# INPUT RECORDS
★ ★ ★ ★

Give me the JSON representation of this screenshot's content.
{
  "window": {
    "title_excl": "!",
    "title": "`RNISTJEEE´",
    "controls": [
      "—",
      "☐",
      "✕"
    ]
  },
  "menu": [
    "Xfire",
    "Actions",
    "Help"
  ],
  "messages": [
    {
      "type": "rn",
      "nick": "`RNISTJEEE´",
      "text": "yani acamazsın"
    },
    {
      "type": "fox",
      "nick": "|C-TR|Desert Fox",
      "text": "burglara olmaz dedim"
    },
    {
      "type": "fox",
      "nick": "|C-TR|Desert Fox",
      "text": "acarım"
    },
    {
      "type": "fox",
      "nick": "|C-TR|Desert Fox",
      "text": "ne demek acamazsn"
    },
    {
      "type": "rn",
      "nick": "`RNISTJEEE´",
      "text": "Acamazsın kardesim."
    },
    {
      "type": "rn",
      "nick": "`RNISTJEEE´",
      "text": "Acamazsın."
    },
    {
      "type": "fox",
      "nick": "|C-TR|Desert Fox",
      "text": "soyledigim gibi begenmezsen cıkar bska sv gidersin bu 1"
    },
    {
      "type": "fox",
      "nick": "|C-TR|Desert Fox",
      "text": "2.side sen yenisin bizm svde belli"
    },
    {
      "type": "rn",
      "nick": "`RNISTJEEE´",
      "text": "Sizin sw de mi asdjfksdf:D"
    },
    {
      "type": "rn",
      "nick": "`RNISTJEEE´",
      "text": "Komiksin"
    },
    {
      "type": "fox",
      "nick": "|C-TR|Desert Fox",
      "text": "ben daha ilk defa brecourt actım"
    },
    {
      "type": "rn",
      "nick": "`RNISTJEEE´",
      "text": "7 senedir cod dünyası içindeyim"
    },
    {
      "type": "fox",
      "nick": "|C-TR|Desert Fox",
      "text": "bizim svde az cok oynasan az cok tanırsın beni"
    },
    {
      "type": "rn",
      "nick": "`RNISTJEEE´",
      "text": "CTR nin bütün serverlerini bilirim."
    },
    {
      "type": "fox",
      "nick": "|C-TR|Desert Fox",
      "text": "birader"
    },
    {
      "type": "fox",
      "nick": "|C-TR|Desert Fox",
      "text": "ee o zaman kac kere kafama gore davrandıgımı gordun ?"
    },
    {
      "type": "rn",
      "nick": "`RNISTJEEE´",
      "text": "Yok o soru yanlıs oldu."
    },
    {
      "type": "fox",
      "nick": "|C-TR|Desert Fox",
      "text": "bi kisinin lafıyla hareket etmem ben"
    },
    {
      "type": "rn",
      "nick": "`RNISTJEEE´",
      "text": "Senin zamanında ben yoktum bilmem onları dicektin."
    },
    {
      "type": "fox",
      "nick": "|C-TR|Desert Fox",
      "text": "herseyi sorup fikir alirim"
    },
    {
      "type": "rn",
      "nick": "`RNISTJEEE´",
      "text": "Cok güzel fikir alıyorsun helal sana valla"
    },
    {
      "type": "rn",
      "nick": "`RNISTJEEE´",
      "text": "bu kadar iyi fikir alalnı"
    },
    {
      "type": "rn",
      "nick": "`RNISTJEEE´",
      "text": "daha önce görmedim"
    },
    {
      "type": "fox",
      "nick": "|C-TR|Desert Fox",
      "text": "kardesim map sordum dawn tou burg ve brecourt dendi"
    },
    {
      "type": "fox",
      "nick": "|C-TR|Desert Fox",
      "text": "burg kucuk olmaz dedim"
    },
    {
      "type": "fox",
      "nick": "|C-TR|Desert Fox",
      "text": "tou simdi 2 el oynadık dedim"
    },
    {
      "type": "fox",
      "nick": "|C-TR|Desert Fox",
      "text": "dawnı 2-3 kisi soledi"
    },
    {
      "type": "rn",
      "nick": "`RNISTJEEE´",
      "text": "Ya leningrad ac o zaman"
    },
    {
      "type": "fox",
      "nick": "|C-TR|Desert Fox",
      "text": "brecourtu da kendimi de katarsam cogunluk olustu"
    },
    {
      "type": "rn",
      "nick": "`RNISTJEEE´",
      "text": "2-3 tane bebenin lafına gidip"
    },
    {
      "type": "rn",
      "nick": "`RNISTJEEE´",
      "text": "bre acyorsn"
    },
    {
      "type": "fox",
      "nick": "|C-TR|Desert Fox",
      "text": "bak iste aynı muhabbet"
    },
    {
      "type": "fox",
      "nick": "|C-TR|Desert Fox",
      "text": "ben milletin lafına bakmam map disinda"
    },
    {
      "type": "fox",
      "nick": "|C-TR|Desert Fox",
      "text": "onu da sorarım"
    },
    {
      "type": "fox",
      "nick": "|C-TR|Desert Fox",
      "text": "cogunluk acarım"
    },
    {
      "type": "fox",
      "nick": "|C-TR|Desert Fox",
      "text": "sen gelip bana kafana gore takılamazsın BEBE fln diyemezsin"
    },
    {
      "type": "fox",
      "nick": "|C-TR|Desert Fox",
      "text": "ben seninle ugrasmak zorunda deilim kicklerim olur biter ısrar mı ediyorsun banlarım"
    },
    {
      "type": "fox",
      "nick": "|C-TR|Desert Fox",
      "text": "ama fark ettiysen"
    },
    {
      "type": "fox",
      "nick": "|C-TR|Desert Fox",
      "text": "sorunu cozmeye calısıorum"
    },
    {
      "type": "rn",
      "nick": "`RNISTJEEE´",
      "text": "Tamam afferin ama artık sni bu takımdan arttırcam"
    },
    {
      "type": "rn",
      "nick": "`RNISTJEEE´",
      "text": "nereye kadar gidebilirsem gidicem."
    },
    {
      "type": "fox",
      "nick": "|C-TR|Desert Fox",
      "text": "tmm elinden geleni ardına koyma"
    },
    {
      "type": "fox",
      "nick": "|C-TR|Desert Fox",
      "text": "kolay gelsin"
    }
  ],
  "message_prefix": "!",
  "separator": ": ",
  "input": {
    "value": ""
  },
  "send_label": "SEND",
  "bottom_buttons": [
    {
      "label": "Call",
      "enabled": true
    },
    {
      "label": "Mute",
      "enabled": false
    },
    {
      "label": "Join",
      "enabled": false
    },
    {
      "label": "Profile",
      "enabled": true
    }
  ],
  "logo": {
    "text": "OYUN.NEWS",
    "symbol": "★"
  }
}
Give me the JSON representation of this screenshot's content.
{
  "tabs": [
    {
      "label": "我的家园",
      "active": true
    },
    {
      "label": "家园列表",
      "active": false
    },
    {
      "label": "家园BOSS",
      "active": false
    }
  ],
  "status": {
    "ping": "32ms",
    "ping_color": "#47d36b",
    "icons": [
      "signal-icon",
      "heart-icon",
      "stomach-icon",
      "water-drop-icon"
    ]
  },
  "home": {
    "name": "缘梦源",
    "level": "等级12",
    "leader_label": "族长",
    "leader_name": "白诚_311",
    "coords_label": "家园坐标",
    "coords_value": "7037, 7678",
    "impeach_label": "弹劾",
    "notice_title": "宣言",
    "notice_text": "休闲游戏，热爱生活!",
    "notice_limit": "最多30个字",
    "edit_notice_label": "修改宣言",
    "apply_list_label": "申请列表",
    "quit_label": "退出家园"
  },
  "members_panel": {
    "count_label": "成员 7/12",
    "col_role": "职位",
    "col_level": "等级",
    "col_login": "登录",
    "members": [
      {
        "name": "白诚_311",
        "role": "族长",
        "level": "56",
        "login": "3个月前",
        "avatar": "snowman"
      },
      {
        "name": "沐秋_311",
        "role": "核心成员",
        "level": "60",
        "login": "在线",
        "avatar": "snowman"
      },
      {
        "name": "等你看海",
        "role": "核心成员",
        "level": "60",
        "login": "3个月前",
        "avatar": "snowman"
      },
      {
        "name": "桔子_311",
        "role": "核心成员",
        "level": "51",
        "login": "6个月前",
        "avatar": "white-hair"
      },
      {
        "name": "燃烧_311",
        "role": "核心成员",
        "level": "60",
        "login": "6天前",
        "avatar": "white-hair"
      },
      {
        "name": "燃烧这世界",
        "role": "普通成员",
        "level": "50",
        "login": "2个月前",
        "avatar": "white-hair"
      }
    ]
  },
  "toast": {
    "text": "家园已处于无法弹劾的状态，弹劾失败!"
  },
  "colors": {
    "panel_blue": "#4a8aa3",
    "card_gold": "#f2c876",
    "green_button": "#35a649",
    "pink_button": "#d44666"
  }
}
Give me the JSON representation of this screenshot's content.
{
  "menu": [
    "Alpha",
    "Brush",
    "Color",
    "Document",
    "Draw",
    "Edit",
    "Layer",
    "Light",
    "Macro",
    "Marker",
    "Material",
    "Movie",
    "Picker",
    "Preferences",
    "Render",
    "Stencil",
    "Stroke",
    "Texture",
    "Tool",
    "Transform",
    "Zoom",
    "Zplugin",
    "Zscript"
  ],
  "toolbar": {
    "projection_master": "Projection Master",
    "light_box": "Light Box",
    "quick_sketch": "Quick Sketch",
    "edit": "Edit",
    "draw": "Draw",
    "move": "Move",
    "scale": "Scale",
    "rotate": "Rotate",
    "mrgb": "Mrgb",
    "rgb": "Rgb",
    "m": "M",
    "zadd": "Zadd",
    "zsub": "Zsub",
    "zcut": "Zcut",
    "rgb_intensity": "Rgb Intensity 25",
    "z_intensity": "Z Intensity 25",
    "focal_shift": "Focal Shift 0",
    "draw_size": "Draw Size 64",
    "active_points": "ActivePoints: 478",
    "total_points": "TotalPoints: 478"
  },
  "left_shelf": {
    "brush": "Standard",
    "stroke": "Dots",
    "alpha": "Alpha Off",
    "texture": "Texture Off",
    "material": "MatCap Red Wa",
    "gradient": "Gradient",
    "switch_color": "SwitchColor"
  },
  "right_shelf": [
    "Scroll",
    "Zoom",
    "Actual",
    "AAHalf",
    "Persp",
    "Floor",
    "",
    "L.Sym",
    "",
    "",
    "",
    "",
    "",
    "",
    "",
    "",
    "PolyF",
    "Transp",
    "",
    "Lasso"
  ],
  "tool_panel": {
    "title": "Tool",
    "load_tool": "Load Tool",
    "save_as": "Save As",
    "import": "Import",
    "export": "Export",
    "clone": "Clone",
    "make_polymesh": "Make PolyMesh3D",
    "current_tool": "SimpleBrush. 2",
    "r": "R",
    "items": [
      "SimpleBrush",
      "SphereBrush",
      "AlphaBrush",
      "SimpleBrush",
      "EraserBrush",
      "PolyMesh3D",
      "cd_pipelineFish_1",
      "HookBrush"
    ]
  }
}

★ ★ ★ ★

# WHAT YOU ARE ASKED TO DO
Copy all the lines above that hold the string "kardesim".

# SOLUTION TO THE PROBLEM
      "text": "Acamazsın kardesim."
      "text": "kardesim map sordum dawn tou burg ve brecourt dendi"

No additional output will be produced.